Begin GIVEN INFORMATION
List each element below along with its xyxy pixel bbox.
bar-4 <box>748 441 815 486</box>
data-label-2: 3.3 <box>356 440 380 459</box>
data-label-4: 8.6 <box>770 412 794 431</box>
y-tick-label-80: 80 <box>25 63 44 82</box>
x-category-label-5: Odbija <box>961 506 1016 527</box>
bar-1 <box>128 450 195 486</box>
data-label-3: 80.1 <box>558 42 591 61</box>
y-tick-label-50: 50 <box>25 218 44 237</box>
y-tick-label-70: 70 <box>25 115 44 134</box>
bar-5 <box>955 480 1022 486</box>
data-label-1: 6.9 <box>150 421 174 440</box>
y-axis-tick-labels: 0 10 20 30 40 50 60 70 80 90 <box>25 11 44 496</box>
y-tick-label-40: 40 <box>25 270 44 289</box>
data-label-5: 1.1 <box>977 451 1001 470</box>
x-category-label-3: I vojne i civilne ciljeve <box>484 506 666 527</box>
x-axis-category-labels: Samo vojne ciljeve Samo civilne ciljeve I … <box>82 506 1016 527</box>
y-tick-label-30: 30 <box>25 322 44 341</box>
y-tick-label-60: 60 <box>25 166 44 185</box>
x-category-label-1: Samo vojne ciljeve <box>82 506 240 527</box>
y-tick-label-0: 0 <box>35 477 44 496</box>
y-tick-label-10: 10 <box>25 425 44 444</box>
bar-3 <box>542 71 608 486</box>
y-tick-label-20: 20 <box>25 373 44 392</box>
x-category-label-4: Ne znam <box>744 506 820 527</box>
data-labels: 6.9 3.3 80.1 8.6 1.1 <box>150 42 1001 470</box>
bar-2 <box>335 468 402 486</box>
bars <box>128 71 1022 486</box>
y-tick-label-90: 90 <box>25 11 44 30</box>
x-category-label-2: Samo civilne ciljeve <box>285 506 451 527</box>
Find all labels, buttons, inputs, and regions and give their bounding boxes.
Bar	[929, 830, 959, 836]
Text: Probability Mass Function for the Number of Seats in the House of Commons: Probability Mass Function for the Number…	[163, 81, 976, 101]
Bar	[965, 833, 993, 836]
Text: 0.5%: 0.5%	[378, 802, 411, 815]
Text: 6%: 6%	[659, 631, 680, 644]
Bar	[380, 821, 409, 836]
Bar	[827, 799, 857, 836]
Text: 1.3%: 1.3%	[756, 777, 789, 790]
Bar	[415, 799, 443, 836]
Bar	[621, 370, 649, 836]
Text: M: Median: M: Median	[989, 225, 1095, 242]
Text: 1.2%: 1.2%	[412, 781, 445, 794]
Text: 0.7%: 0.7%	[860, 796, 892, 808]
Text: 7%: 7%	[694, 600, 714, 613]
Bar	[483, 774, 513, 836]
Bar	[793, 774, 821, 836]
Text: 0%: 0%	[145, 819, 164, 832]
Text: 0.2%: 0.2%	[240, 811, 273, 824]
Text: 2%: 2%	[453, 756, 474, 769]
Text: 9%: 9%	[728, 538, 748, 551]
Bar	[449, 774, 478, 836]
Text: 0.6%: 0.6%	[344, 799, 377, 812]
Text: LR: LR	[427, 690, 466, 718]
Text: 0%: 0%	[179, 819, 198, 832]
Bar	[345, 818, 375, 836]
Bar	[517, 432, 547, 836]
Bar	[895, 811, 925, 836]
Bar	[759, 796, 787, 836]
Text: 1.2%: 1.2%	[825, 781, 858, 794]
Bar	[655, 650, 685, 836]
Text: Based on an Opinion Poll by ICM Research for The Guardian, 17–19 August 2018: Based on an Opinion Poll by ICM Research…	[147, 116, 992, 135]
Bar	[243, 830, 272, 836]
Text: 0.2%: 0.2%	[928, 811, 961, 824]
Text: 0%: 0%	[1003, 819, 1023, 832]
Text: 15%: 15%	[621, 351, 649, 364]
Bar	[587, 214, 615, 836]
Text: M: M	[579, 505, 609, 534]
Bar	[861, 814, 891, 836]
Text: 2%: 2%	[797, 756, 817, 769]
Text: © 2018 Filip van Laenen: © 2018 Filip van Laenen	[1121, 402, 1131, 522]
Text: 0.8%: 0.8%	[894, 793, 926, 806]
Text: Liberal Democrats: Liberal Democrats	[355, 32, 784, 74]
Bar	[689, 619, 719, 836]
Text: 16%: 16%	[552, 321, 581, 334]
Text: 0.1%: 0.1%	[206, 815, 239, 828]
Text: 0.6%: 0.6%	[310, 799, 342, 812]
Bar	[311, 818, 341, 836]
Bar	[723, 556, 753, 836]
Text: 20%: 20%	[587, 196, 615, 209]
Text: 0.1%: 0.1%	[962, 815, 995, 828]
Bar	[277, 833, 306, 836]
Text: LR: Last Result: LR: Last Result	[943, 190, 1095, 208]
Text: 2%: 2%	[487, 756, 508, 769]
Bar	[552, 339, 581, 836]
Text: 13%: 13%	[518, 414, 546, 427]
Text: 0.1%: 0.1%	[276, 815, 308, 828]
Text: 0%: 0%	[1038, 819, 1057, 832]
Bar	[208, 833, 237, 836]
End GIVEN INFORMATION
§ **PROBLEM TO SOLVE**
Copy the listing above line for line, keeping every character the same.

§ **ANSWER**
List each element below along with its xyxy pixel bbox.
bar-4 <box>748 441 815 486</box>
data-label-2: 3.3 <box>356 440 380 459</box>
data-label-4: 8.6 <box>770 412 794 431</box>
y-tick-label-80: 80 <box>25 63 44 82</box>
x-category-label-5: Odbija <box>961 506 1016 527</box>
bar-1 <box>128 450 195 486</box>
data-label-3: 80.1 <box>558 42 591 61</box>
y-tick-label-50: 50 <box>25 218 44 237</box>
y-tick-label-70: 70 <box>25 115 44 134</box>
bar-5 <box>955 480 1022 486</box>
data-label-1: 6.9 <box>150 421 174 440</box>
y-axis-tick-labels: 0 10 20 30 40 50 60 70 80 90 <box>25 11 44 496</box>
y-tick-label-40: 40 <box>25 270 44 289</box>
data-label-5: 1.1 <box>977 451 1001 470</box>
x-category-label-3: I vojne i civilne ciljeve <box>484 506 666 527</box>
x-axis-category-labels: Samo vojne ciljeve Samo civilne ciljeve I … <box>82 506 1016 527</box>
y-tick-label-30: 30 <box>25 322 44 341</box>
y-tick-label-60: 60 <box>25 166 44 185</box>
x-category-label-1: Samo vojne ciljeve <box>82 506 240 527</box>
y-tick-label-0: 0 <box>35 477 44 496</box>
y-tick-label-10: 10 <box>25 425 44 444</box>
bar-3 <box>542 71 608 486</box>
y-tick-label-20: 20 <box>25 373 44 392</box>
x-category-label-4: Ne znam <box>744 506 820 527</box>
data-labels: 6.9 3.3 80.1 8.6 1.1 <box>150 42 1001 470</box>
bar-2 <box>335 468 402 486</box>
bars <box>128 71 1022 486</box>
y-tick-label-90: 90 <box>25 11 44 30</box>
x-category-label-2: Samo civilne ciljeve <box>285 506 451 527</box>
Find all labels, buttons, inputs, and regions and give their bounding boxes.
Bar	[929, 830, 959, 836]
Text: Probability Mass Function for the Number of Seats in the House of Commons: Probability Mass Function for the Number…	[163, 81, 976, 101]
Bar	[965, 833, 993, 836]
Text: 0.5%: 0.5%	[378, 802, 411, 815]
Text: 6%: 6%	[659, 631, 680, 644]
Bar	[380, 821, 409, 836]
Bar	[827, 799, 857, 836]
Text: 1.3%: 1.3%	[756, 777, 789, 790]
Bar	[415, 799, 443, 836]
Bar	[621, 370, 649, 836]
Text: M: Median: M: Median	[989, 225, 1095, 242]
Text: 1.2%: 1.2%	[412, 781, 445, 794]
Text: 0.7%: 0.7%	[860, 796, 892, 808]
Text: 7%: 7%	[694, 600, 714, 613]
Bar	[483, 774, 513, 836]
Bar	[793, 774, 821, 836]
Text: 0%: 0%	[145, 819, 164, 832]
Text: 0.2%: 0.2%	[240, 811, 273, 824]
Text: 2%: 2%	[453, 756, 474, 769]
Text: 9%: 9%	[728, 538, 748, 551]
Bar	[449, 774, 478, 836]
Text: 0.6%: 0.6%	[344, 799, 377, 812]
Text: LR: LR	[427, 690, 466, 718]
Text: 0%: 0%	[179, 819, 198, 832]
Bar	[345, 818, 375, 836]
Bar	[517, 432, 547, 836]
Bar	[895, 811, 925, 836]
Bar	[759, 796, 787, 836]
Text: 1.2%: 1.2%	[825, 781, 858, 794]
Bar	[655, 650, 685, 836]
Text: Based on an Opinion Poll by ICM Research for The Guardian, 17–19 August 2018: Based on an Opinion Poll by ICM Research…	[147, 116, 992, 135]
Bar	[243, 830, 272, 836]
Text: 0.2%: 0.2%	[928, 811, 961, 824]
Text: 0%: 0%	[1003, 819, 1023, 832]
Text: 15%: 15%	[621, 351, 649, 364]
Bar	[587, 214, 615, 836]
Text: M: M	[579, 505, 609, 534]
Bar	[861, 814, 891, 836]
Text: 2%: 2%	[797, 756, 817, 769]
Text: © 2018 Filip van Laenen: © 2018 Filip van Laenen	[1121, 402, 1131, 522]
Text: 0.8%: 0.8%	[894, 793, 926, 806]
Text: Liberal Democrats: Liberal Democrats	[355, 32, 784, 74]
Bar	[689, 619, 719, 836]
Text: 16%: 16%	[552, 321, 581, 334]
Text: 0.1%: 0.1%	[206, 815, 239, 828]
Text: 0.6%: 0.6%	[310, 799, 342, 812]
Bar	[311, 818, 341, 836]
Bar	[723, 556, 753, 836]
Text: 20%: 20%	[587, 196, 615, 209]
Text: 0.1%: 0.1%	[962, 815, 995, 828]
Bar	[277, 833, 306, 836]
Text: LR: Last Result: LR: Last Result	[943, 190, 1095, 208]
Text: 2%: 2%	[487, 756, 508, 769]
Bar	[552, 339, 581, 836]
Text: 13%: 13%	[518, 414, 546, 427]
Text: 0.1%: 0.1%	[276, 815, 308, 828]
Text: 0%: 0%	[1038, 819, 1057, 832]
Bar	[208, 833, 237, 836]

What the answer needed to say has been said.